**GOAL**:
Review the material line by line. Identify and copy every line that contains the string "value".

**DATA SHOWN**:

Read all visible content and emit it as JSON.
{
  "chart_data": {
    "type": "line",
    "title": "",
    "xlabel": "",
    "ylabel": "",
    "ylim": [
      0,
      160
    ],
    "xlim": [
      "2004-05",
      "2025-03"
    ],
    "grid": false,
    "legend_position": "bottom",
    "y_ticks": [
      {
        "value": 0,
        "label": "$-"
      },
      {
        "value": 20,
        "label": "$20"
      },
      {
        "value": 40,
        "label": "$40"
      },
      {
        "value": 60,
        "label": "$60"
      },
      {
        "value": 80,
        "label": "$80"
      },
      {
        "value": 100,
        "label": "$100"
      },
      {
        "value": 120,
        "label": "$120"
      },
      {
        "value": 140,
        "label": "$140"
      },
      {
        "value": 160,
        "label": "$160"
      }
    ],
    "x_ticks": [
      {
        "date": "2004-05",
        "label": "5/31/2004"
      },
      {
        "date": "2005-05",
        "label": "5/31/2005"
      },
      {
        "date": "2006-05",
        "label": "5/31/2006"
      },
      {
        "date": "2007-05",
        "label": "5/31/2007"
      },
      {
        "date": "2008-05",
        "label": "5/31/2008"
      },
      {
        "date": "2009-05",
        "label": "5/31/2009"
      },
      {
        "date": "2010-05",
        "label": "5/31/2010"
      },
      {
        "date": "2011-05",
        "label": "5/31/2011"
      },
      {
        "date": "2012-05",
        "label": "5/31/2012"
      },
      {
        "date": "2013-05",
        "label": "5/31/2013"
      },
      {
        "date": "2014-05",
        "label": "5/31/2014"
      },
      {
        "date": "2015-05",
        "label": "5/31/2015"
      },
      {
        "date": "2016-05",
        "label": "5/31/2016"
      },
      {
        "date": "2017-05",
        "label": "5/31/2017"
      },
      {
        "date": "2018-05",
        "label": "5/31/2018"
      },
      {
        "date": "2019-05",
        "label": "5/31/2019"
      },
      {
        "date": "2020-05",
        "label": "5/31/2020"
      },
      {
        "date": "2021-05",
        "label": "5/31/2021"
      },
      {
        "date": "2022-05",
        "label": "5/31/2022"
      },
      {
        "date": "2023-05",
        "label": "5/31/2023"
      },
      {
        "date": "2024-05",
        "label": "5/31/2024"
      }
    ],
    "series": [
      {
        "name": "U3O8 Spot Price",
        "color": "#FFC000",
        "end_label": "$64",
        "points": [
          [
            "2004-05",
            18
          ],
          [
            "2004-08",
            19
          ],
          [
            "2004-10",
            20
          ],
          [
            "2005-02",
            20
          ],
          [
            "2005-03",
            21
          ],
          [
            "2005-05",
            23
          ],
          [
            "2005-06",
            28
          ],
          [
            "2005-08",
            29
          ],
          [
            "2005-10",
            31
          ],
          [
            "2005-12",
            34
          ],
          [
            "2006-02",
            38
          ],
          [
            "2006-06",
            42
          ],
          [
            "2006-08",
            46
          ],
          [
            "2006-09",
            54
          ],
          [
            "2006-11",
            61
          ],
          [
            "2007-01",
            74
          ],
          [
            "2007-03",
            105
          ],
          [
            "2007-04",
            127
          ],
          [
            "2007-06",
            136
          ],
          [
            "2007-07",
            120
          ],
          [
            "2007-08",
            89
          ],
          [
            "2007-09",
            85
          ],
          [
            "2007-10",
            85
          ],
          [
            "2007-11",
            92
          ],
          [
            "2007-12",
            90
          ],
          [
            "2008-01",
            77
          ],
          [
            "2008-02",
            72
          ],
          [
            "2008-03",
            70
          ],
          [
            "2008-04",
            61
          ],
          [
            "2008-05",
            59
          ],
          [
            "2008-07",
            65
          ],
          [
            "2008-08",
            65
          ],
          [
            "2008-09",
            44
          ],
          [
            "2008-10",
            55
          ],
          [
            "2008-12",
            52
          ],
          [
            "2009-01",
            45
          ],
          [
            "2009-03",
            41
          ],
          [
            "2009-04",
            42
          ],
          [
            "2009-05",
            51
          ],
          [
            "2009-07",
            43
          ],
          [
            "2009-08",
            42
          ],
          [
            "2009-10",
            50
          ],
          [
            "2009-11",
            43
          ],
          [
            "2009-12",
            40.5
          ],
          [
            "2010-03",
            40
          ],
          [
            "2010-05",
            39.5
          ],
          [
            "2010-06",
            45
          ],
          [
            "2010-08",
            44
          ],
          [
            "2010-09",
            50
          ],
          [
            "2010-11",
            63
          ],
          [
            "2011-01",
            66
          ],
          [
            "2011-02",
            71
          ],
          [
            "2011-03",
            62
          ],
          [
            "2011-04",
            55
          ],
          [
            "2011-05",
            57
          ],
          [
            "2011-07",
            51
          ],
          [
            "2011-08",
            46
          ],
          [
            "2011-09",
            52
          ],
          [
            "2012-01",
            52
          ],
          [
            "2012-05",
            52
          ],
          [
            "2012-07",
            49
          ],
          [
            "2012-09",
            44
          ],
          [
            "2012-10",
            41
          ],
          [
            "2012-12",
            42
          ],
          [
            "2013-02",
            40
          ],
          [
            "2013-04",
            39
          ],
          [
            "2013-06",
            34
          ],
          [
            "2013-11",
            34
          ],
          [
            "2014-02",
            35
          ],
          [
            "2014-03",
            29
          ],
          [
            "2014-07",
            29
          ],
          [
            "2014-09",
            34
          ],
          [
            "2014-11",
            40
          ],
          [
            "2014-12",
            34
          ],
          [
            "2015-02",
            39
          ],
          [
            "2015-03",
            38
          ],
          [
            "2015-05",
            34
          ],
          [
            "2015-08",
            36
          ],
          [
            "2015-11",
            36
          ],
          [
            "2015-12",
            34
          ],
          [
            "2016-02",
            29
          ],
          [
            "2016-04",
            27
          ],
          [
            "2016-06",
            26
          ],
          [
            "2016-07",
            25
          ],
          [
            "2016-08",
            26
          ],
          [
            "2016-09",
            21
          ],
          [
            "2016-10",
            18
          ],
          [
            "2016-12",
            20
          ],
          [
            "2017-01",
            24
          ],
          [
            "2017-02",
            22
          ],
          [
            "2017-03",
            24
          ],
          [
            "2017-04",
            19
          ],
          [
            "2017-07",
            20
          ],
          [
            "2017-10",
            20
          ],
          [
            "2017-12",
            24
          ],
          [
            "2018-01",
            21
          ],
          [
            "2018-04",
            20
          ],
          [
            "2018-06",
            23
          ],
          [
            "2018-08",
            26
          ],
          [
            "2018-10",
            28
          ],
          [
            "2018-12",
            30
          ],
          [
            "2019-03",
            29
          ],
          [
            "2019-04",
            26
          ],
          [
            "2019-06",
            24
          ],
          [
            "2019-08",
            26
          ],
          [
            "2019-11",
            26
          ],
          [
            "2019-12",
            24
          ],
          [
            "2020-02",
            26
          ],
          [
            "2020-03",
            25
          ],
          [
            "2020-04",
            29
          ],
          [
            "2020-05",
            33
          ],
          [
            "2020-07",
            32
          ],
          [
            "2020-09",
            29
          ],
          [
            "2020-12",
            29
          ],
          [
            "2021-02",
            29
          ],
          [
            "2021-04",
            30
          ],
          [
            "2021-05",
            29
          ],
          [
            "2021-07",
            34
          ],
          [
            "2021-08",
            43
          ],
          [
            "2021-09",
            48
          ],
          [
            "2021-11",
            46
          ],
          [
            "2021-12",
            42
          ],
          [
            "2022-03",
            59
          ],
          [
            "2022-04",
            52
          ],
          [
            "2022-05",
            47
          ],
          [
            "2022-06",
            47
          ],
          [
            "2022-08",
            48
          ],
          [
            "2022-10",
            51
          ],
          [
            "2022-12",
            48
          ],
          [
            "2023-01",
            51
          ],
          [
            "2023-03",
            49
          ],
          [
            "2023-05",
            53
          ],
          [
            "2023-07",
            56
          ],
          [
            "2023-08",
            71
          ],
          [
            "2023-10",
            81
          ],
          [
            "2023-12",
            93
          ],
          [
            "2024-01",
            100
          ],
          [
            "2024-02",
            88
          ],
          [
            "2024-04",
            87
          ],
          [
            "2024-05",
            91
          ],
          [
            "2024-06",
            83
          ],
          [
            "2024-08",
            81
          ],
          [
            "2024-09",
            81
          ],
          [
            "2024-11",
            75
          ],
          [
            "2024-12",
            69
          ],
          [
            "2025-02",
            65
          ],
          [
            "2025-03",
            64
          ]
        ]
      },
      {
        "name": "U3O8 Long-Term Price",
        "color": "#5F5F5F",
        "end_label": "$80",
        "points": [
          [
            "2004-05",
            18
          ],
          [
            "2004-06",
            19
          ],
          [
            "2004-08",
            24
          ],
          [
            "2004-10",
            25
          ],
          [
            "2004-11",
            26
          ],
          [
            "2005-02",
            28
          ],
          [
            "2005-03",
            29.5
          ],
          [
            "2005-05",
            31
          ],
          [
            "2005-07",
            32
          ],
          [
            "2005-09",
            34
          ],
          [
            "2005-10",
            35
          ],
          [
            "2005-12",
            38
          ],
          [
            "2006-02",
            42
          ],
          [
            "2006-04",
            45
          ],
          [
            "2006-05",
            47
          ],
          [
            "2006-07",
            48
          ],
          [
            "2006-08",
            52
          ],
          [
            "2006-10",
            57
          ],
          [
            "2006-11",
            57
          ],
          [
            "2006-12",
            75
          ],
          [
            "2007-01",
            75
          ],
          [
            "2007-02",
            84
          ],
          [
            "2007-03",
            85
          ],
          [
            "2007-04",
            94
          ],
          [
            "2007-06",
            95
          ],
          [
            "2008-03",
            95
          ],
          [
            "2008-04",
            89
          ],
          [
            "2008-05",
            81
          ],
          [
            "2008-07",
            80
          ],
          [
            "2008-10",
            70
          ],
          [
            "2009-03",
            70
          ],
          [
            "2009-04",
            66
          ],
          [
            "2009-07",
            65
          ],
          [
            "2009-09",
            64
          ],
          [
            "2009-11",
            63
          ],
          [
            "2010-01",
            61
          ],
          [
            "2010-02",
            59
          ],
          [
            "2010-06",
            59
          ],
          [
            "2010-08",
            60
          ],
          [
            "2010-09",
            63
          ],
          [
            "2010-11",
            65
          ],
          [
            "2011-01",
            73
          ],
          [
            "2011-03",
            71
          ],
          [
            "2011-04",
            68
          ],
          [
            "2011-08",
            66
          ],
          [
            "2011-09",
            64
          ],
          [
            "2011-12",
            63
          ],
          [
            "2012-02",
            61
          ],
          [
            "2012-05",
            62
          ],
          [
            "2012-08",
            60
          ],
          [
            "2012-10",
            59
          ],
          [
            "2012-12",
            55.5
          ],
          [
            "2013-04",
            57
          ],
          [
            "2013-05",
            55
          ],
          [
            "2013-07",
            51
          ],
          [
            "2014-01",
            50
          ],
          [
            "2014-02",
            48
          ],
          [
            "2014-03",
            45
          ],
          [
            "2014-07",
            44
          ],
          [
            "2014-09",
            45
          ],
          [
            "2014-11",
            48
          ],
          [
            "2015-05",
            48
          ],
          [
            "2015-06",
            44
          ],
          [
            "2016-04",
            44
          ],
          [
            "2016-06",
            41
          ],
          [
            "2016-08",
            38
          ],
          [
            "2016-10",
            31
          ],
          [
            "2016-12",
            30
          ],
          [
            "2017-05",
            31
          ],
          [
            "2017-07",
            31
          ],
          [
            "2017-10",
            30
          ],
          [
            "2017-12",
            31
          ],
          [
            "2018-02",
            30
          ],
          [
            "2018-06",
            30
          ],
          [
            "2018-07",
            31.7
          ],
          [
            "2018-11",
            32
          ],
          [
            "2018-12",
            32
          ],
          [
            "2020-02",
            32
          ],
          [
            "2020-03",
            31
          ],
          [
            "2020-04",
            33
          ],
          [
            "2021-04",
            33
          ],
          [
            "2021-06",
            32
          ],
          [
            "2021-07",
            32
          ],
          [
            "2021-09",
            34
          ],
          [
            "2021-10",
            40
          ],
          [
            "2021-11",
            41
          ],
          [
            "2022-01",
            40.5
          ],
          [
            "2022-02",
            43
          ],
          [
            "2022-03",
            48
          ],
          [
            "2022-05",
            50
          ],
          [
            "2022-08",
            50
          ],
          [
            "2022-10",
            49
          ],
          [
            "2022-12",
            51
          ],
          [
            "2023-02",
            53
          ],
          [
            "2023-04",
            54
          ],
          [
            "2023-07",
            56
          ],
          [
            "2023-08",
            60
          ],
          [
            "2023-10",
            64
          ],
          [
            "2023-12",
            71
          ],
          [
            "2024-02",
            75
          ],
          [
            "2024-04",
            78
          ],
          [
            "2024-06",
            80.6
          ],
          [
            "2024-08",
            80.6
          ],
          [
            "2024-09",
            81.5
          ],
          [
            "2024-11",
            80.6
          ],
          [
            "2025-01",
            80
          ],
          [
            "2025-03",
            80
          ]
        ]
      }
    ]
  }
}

**EXERCISE OUTPUT**:
        "value": 0,
        "value": 20,
        "value": 40,
        "value": 60,
        "value": 80,
        "value": 100,
        "value": 120,
        "value": 140,
        "value": 160,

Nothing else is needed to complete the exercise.